*GIVEN INSTRUCTION*.
Drop the pictures, then extract the listing word for word.

*AVAILABLE RECORDS*.
- - -

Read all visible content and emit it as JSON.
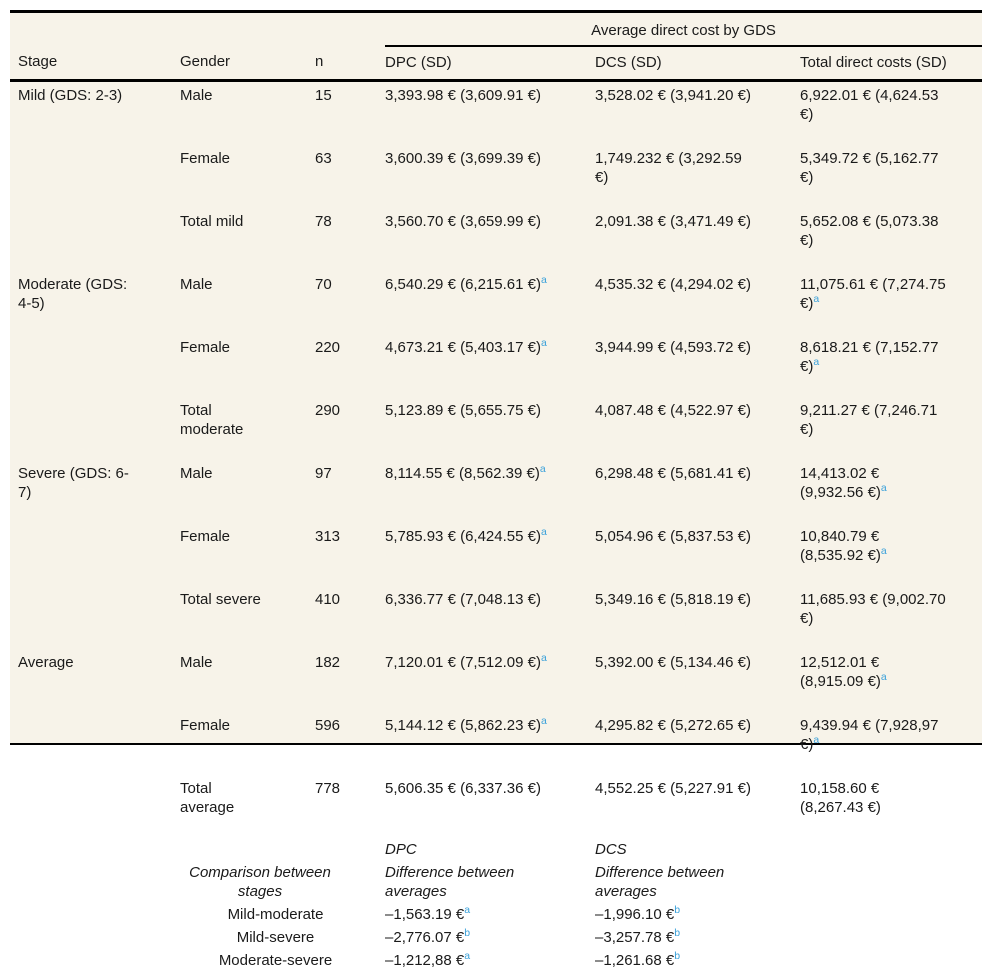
{
  "table": {
    "spanner": "Average direct cost by GDS",
    "headers": {
      "stage": "Stage",
      "gender": "Gender",
      "n": "n",
      "dpc": "DPC (SD)",
      "dcs": "DCS (SD)",
      "total": "Total direct costs (SD)"
    },
    "rows": [
      {
        "stage": "Mild (GDS: 2-3)",
        "gender": "Male",
        "n": "15",
        "dpc": "3,393.98 € (3,609.91 €)",
        "dcs": "3,528.02 € (3,941.20 €)",
        "total": "6,922.01 € (4,624.53 €)"
      },
      {
        "stage": "",
        "gender": "Female",
        "n": "63",
        "dpc": "3,600.39 € (3,699.39 €)",
        "dcs": "1,749.232 € (3,292.59 €)",
        "total": "5,349.72 € (5,162.77 €)"
      },
      {
        "stage": "",
        "gender": "Total mild",
        "n": "78",
        "dpc": "3,560.70 € (3,659.99 €)",
        "dcs": "2,091.38 € (3,471.49 €)",
        "total": "5,652.08 € (5,073.38 €)"
      },
      {
        "stage": "Moderate (GDS: 4-5)",
        "gender": "Male",
        "n": "70",
        "dpc": "6,540.29 € (6,215.61 €)",
        "dpc_sup": "a",
        "dcs": "4,535.32 € (4,294.02 €)",
        "total": "11,075.61 € (7,274.75 €)",
        "total_sup": "a"
      },
      {
        "stage": "",
        "gender": "Female",
        "n": "220",
        "dpc": "4,673.21 € (5,403.17 €)",
        "dpc_sup": "a",
        "dcs": "3,944.99 € (4,593.72 €)",
        "total": "8,618.21 € (7,152.77 €)",
        "total_sup": "a"
      },
      {
        "stage": "",
        "gender": "Total moderate",
        "n": "290",
        "dpc": "5,123.89 € (5,655.75 €)",
        "dcs": "4,087.48 € (4,522.97 €)",
        "total": "9,211.27 € (7,246.71 €)"
      },
      {
        "stage": "Severe (GDS: 6-7)",
        "gender": "Male",
        "n": "97",
        "dpc": "8,114.55 € (8,562.39 €)",
        "dpc_sup": "a",
        "dcs": "6,298.48 € (5,681.41 €)",
        "total": "14,413.02 € (9,932.56 €)",
        "total_sup": "a"
      },
      {
        "stage": "",
        "gender": "Female",
        "n": "313",
        "dpc": "5,785.93 € (6,424.55 €)",
        "dpc_sup": "a",
        "dcs": "5,054.96 € (5,837.53 €)",
        "total": "10,840.79 € (8,535.92 €)",
        "total_sup": "a"
      },
      {
        "stage": "",
        "gender": "Total severe",
        "n": "410",
        "dpc": "6,336.77 € (7,048.13 €)",
        "dcs": "5,349.16 € (5,818.19 €)",
        "total": "11,685.93 € (9,002.70 €)"
      },
      {
        "stage": "Average",
        "gender": "Male",
        "n": "182",
        "dpc": "7,120.01 € (7,512.09 €)",
        "dpc_sup": "a",
        "dcs": "5,392.00 € (5,134.46 €)",
        "total": "12,512.01 € (8,915.09 €)",
        "total_sup": "a"
      },
      {
        "stage": "",
        "gender": "Female",
        "n": "596",
        "dpc": "5,144.12 € (5,862.23 €)",
        "dpc_sup": "a",
        "dcs": "4,295.82 € (5,272.65 €)",
        "total": "9,439.94 € (7,928,97 €)",
        "total_sup": "a"
      },
      {
        "stage": "",
        "gender": "Total average",
        "n": "778",
        "dpc": "5,606.35 € (6,337.36 €)",
        "dcs": "4,552.25 € (5,227.91 €)",
        "total": "10,158.60 € (8,267.43 €)"
      }
    ],
    "comparison": {
      "dpc_col_label": "DPC",
      "dcs_col_label": "DCS",
      "row_label": "Comparison between stages",
      "dpc_sub_label": "Difference between averages",
      "dcs_sub_label": "Difference between averages",
      "rows": [
        {
          "label": "Mild-moderate",
          "dpc": "–1,563.19 €",
          "dpc_sup": "a",
          "dcs": "–1,996.10 €",
          "dcs_sup": "b"
        },
        {
          "label": "Mild-severe",
          "dpc": "–2,776.07 €",
          "dpc_sup": "b",
          "dcs": "–3,257.78 €",
          "dcs_sup": "b"
        },
        {
          "label": "Moderate-severe",
          "dpc": "–1,212,88 €",
          "dpc_sup": "a",
          "dcs": "–1,261.68 €",
          "dcs_sup": "b"
        }
      ]
    },
    "colors": {
      "table_background": "#f7f3e9",
      "text": "#1a1a1a",
      "footnote_marker": "#3ba1da",
      "rule": "#000000"
    }
  }
}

- - -

*RESULT OF THIS TASK*.
Read all visible content and emit it as JSON.
{
  "table": {
    "spanner": "Average direct cost by GDS",
    "headers": {
      "stage": "Stage",
      "gender": "Gender",
      "n": "n",
      "dpc": "DPC (SD)",
      "dcs": "DCS (SD)",
      "total": "Total direct costs (SD)"
    },
    "rows": [
      {
        "stage": "Mild (GDS: 2-3)",
        "gender": "Male",
        "n": "15",
        "dpc": "3,393.98 € (3,609.91 €)",
        "dcs": "3,528.02 € (3,941.20 €)",
        "total": "6,922.01 € (4,624.53 €)"
      },
      {
        "stage": "",
        "gender": "Female",
        "n": "63",
        "dpc": "3,600.39 € (3,699.39 €)",
        "dcs": "1,749.232 € (3,292.59 €)",
        "total": "5,349.72 € (5,162.77 €)"
      },
      {
        "stage": "",
        "gender": "Total mild",
        "n": "78",
        "dpc": "3,560.70 € (3,659.99 €)",
        "dcs": "2,091.38 € (3,471.49 €)",
        "total": "5,652.08 € (5,073.38 €)"
      },
      {
        "stage": "Moderate (GDS: 4-5)",
        "gender": "Male",
        "n": "70",
        "dpc": "6,540.29 € (6,215.61 €)",
        "dpc_sup": "a",
        "dcs": "4,535.32 € (4,294.02 €)",
        "total": "11,075.61 € (7,274.75 €)",
        "total_sup": "a"
      },
      {
        "stage": "",
        "gender": "Female",
        "n": "220",
        "dpc": "4,673.21 € (5,403.17 €)",
        "dpc_sup": "a",
        "dcs": "3,944.99 € (4,593.72 €)",
        "total": "8,618.21 € (7,152.77 €)",
        "total_sup": "a"
      },
      {
        "stage": "",
        "gender": "Total moderate",
        "n": "290",
        "dpc": "5,123.89 € (5,655.75 €)",
        "dcs": "4,087.48 € (4,522.97 €)",
        "total": "9,211.27 € (7,246.71 €)"
      },
      {
        "stage": "Severe (GDS: 6-7)",
        "gender": "Male",
        "n": "97",
        "dpc": "8,114.55 € (8,562.39 €)",
        "dpc_sup": "a",
        "dcs": "6,298.48 € (5,681.41 €)",
        "total": "14,413.02 € (9,932.56 €)",
        "total_sup": "a"
      },
      {
        "stage": "",
        "gender": "Female",
        "n": "313",
        "dpc": "5,785.93 € (6,424.55 €)",
        "dpc_sup": "a",
        "dcs": "5,054.96 € (5,837.53 €)",
        "total": "10,840.79 € (8,535.92 €)",
        "total_sup": "a"
      },
      {
        "stage": "",
        "gender": "Total severe",
        "n": "410",
        "dpc": "6,336.77 € (7,048.13 €)",
        "dcs": "5,349.16 € (5,818.19 €)",
        "total": "11,685.93 € (9,002.70 €)"
      },
      {
        "stage": "Average",
        "gender": "Male",
        "n": "182",
        "dpc": "7,120.01 € (7,512.09 €)",
        "dpc_sup": "a",
        "dcs": "5,392.00 € (5,134.46 €)",
        "total": "12,512.01 € (8,915.09 €)",
        "total_sup": "a"
      },
      {
        "stage": "",
        "gender": "Female",
        "n": "596",
        "dpc": "5,144.12 € (5,862.23 €)",
        "dpc_sup": "a",
        "dcs": "4,295.82 € (5,272.65 €)",
        "total": "9,439.94 € (7,928,97 €)",
        "total_sup": "a"
      },
      {
        "stage": "",
        "gender": "Total average",
        "n": "778",
        "dpc": "5,606.35 € (6,337.36 €)",
        "dcs": "4,552.25 € (5,227.91 €)",
        "total": "10,158.60 € (8,267.43 €)"
      }
    ],
    "comparison": {
      "dpc_col_label": "DPC",
      "dcs_col_label": "DCS",
      "row_label": "Comparison between stages",
      "dpc_sub_label": "Difference between averages",
      "dcs_sub_label": "Difference between averages",
      "rows": [
        {
          "label": "Mild-moderate",
          "dpc": "–1,563.19 €",
          "dpc_sup": "a",
          "dcs": "–1,996.10 €",
          "dcs_sup": "b"
        },
        {
          "label": "Mild-severe",
          "dpc": "–2,776.07 €",
          "dpc_sup": "b",
          "dcs": "–3,257.78 €",
          "dcs_sup": "b"
        },
        {
          "label": "Moderate-severe",
          "dpc": "–1,212,88 €",
          "dpc_sup": "a",
          "dcs": "–1,261.68 €",
          "dcs_sup": "b"
        }
      ]
    },
    "colors": {
      "table_background": "#f7f3e9",
      "text": "#1a1a1a",
      "footnote_marker": "#3ba1da",
      "rule": "#000000"
    }
  }
}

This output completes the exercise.